- DESCRIPTION OF THE TASK: Within the data that follows, how many lines carry the string "счет"? Give the number alone.
* Start *
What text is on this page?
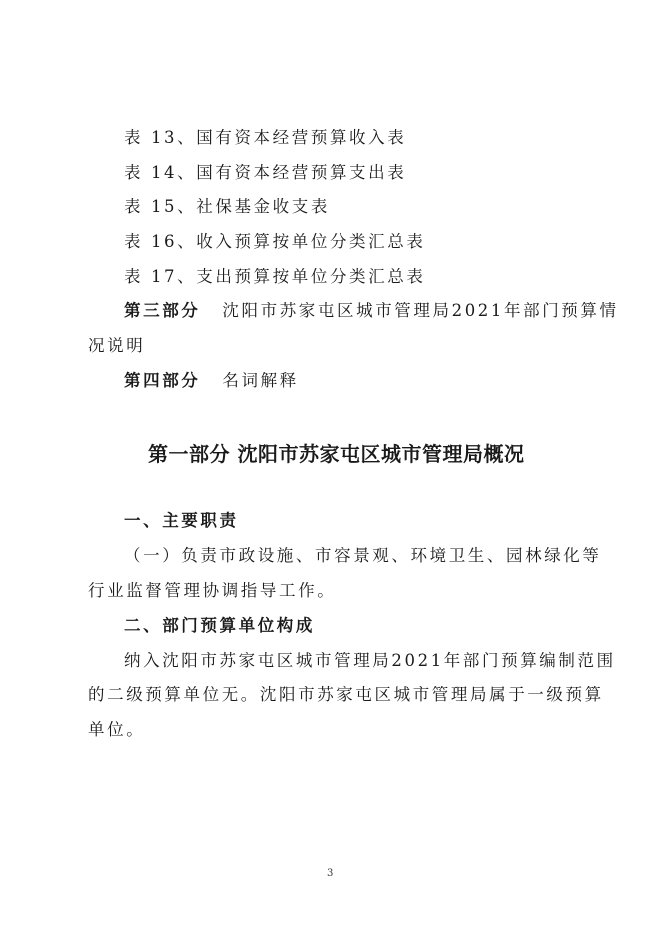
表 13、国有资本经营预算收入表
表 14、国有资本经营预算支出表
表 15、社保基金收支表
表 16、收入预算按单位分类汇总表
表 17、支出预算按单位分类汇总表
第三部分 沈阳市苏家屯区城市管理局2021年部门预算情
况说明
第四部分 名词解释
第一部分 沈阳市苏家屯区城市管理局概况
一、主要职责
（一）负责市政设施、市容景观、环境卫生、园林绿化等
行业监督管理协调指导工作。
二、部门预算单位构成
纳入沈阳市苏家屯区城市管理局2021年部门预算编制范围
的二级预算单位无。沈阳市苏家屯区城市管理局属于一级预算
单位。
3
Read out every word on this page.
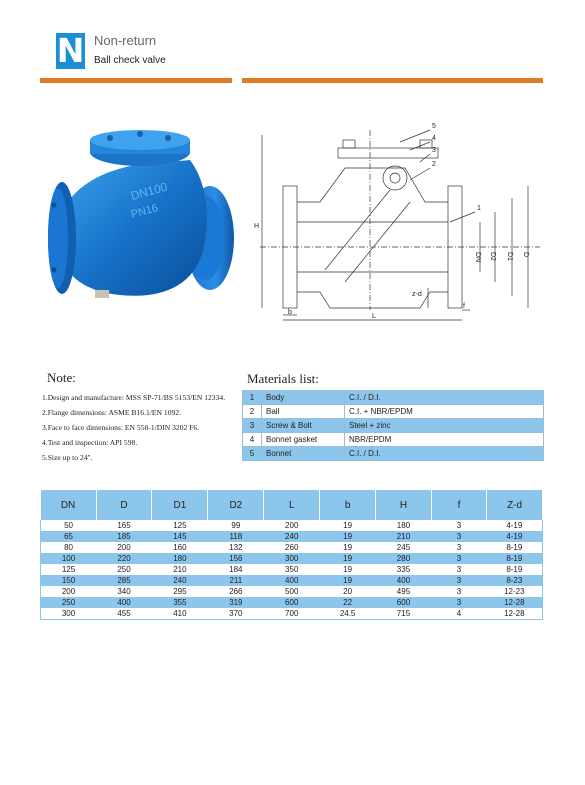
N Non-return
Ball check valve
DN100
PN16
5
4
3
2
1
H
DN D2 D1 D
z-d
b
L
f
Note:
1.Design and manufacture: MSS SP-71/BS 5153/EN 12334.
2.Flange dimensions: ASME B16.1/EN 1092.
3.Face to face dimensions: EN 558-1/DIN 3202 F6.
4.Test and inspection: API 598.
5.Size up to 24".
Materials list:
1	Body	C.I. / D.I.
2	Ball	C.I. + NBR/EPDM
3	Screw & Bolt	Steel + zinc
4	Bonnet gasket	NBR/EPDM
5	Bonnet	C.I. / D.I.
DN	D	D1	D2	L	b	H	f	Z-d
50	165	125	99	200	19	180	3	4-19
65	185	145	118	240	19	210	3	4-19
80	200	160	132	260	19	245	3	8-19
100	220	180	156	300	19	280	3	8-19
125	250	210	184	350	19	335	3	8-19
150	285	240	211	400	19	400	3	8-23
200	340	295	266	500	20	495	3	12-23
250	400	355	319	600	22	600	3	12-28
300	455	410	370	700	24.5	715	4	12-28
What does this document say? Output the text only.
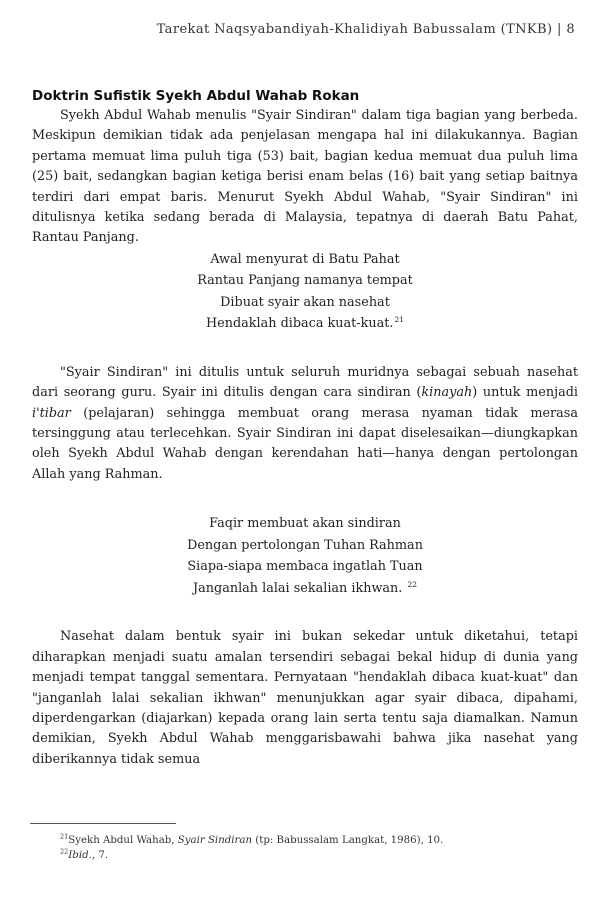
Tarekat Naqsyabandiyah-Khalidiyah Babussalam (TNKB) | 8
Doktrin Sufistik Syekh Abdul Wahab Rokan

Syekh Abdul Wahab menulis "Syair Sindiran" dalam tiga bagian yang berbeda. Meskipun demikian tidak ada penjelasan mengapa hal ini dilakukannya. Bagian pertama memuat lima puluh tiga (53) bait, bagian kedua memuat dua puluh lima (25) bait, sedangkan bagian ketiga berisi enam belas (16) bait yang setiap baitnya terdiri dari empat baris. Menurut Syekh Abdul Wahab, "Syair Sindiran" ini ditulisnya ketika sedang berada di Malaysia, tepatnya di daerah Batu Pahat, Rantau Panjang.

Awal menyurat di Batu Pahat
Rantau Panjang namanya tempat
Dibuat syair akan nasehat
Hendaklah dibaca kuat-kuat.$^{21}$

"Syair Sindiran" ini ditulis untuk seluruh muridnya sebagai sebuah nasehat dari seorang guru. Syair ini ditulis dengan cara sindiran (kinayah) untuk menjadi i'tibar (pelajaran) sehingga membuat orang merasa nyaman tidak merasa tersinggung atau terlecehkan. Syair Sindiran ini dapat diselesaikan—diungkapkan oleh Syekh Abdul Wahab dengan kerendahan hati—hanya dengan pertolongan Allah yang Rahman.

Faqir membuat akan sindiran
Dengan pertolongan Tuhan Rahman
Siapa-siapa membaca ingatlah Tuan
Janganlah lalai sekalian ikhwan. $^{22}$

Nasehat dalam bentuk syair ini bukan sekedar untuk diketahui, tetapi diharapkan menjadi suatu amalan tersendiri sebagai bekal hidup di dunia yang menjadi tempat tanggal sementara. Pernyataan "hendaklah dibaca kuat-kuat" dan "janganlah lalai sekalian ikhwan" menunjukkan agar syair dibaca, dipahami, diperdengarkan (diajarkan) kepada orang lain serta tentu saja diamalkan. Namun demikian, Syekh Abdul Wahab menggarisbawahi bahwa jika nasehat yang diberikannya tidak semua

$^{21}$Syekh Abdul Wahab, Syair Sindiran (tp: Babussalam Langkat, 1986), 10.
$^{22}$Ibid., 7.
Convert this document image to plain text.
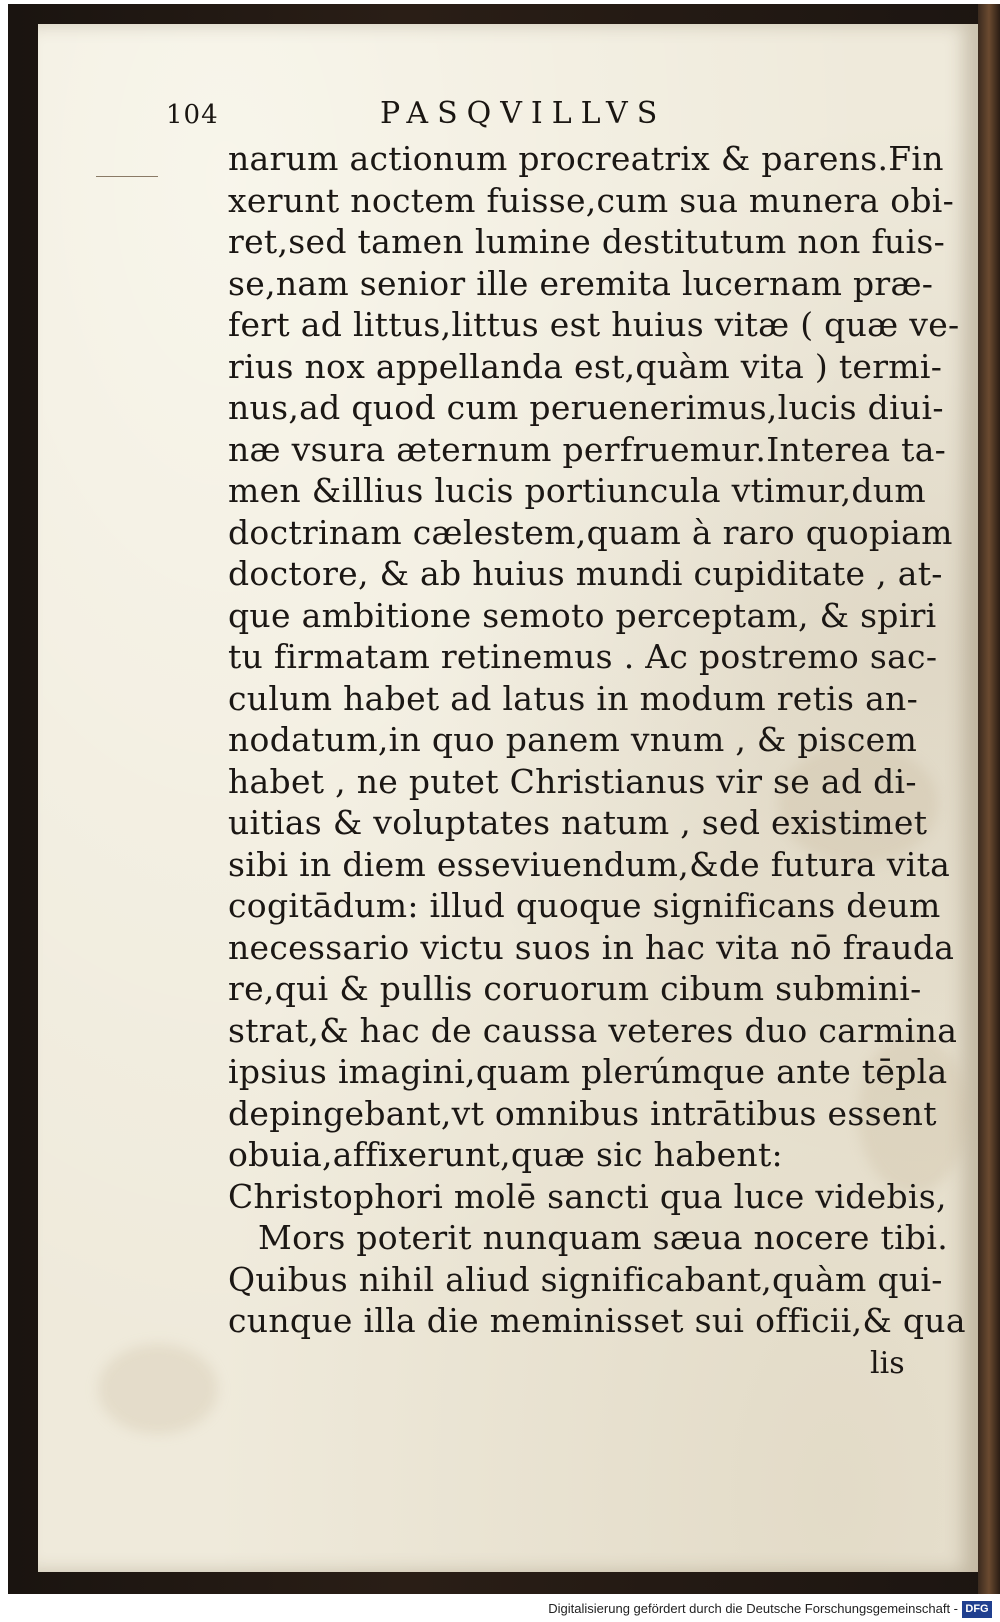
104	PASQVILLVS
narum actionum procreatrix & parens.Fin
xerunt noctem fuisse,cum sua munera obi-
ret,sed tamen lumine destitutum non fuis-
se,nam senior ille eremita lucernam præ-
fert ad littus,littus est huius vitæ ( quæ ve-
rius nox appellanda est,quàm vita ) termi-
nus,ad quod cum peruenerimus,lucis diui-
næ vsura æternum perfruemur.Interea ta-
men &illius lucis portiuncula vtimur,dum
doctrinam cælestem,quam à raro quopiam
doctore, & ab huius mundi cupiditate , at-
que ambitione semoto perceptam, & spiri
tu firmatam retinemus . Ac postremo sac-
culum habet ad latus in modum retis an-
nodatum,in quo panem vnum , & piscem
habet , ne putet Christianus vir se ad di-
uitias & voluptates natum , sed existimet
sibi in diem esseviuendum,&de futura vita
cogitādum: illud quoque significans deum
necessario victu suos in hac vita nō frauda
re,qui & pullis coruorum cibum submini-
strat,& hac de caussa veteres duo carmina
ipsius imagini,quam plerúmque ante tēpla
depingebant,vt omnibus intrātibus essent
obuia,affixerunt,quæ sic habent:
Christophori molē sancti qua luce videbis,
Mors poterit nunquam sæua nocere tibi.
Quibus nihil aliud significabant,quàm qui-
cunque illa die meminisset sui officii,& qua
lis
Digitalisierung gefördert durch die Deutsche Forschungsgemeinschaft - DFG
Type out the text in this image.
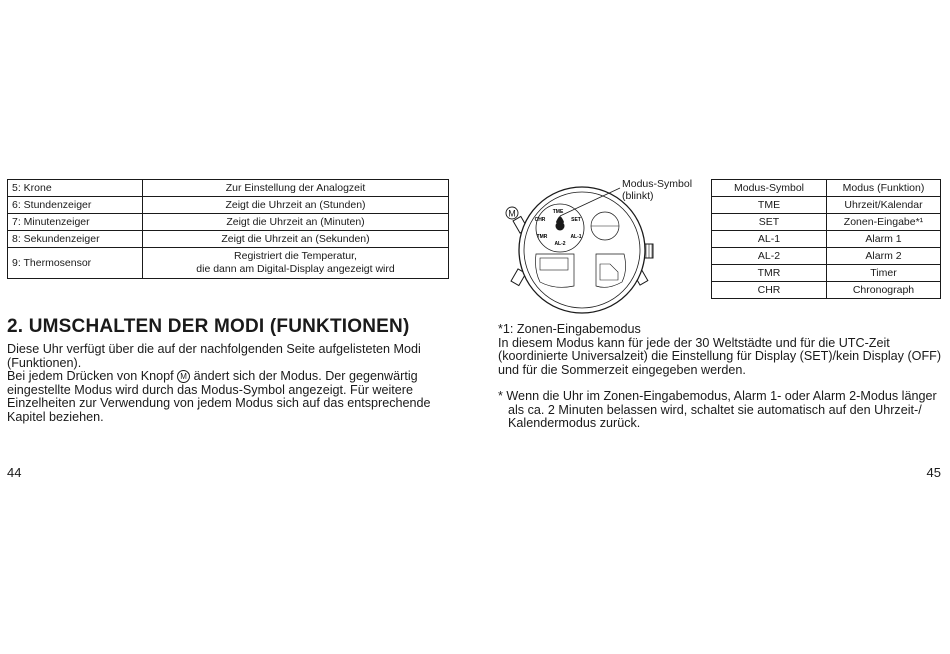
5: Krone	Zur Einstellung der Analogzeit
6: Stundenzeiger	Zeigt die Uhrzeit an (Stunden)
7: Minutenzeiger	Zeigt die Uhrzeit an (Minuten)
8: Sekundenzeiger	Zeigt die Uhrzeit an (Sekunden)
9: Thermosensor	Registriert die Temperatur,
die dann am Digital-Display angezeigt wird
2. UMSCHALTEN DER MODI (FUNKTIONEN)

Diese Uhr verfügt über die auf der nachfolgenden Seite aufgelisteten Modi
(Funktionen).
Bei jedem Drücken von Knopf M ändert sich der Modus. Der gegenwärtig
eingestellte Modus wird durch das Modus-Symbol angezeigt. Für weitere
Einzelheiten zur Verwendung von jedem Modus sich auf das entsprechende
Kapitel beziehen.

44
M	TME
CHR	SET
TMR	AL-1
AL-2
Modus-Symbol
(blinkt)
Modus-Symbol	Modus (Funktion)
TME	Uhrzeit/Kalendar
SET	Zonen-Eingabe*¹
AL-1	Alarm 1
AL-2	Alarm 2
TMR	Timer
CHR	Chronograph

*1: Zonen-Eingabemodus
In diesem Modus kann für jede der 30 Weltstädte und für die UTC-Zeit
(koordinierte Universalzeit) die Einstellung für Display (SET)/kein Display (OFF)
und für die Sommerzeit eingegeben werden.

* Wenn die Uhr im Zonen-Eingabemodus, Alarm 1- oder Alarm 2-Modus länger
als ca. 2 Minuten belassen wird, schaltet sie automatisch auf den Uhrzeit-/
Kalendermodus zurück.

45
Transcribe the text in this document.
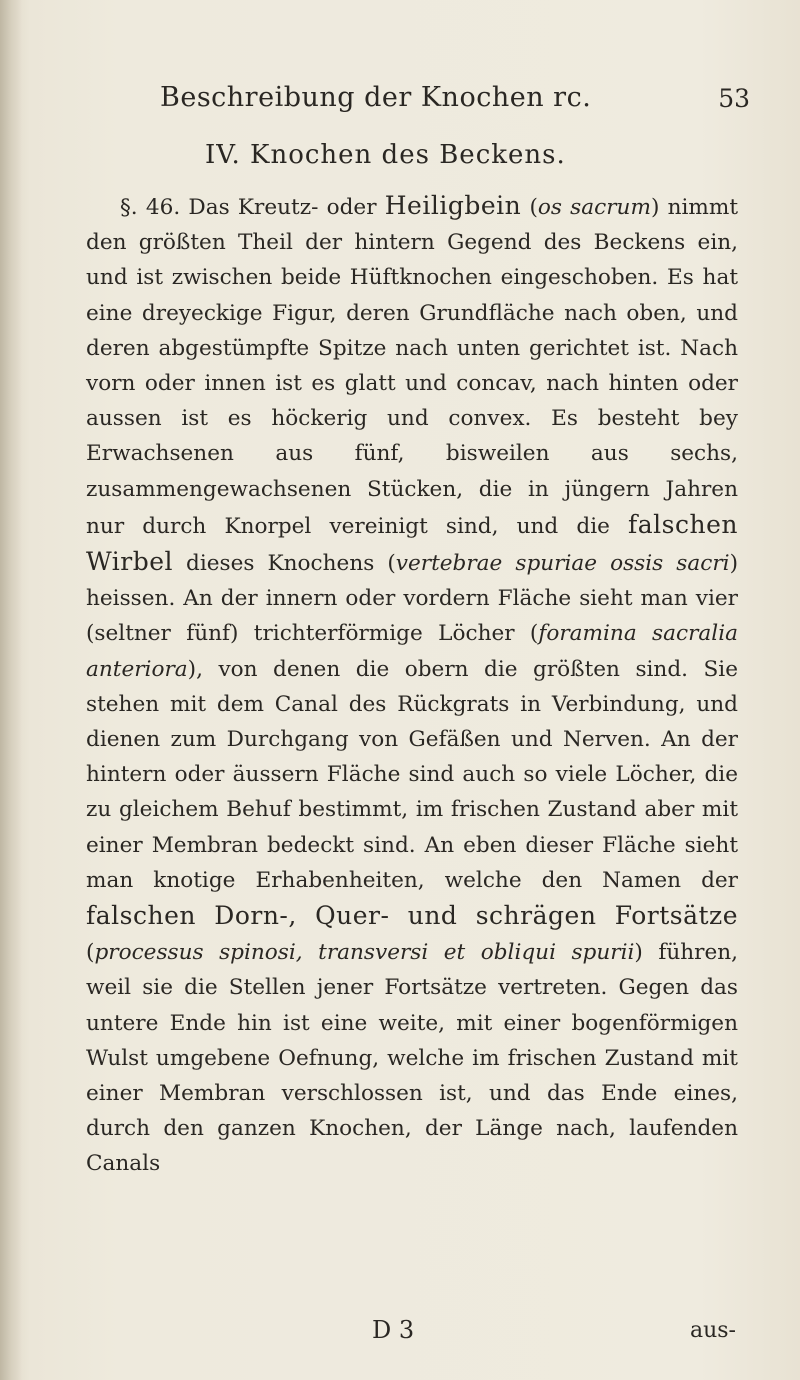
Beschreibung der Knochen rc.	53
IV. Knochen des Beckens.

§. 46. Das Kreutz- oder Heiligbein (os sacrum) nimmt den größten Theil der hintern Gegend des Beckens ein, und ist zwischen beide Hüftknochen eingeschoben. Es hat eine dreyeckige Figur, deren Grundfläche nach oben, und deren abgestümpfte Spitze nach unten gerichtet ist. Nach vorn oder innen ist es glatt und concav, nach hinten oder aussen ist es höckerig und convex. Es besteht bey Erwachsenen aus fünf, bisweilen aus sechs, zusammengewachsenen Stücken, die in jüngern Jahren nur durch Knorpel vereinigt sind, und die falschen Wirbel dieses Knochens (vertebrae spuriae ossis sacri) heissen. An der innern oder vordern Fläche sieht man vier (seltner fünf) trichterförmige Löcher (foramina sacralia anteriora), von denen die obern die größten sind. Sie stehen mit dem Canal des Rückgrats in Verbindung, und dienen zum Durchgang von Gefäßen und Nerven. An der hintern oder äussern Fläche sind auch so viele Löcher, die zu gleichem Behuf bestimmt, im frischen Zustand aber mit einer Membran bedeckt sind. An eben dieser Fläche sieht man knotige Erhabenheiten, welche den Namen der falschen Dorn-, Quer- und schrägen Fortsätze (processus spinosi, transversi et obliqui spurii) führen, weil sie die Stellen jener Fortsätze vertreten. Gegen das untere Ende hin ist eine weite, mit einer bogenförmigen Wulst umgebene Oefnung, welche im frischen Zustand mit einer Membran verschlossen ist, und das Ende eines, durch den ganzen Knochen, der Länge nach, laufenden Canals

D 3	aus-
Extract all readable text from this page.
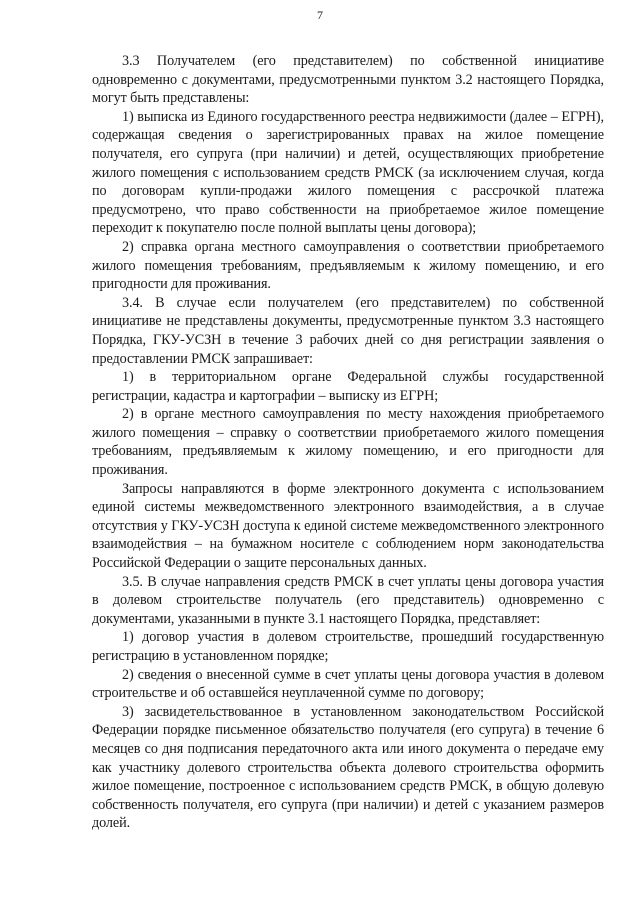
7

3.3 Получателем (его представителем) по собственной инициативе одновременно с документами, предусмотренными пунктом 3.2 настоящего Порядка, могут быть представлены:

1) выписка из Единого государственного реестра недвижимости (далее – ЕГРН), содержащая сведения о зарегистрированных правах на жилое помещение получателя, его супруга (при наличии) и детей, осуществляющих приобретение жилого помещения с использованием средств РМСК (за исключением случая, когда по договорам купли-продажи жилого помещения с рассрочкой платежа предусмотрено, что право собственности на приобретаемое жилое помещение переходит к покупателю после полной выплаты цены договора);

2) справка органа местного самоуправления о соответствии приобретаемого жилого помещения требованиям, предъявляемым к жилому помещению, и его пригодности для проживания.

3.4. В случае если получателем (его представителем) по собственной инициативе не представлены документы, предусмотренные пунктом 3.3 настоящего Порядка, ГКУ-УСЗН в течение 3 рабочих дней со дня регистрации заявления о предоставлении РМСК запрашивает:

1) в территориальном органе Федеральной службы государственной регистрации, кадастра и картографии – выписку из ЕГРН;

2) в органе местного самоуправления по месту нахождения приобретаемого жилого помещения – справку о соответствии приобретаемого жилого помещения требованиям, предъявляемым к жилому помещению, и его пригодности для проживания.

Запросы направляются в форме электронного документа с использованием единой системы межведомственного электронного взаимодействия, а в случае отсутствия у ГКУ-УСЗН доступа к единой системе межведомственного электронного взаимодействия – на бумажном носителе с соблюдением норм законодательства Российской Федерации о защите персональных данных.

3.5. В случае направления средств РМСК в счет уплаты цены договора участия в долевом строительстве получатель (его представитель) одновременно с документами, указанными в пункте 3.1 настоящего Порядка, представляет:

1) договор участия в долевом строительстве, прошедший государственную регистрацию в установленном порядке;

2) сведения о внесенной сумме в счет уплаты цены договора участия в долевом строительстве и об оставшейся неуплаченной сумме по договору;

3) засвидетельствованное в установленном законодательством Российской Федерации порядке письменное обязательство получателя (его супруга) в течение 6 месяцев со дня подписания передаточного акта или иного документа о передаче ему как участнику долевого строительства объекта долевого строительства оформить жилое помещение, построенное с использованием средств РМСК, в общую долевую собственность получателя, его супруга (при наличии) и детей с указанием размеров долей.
* End *
- TASK ANSWER: 2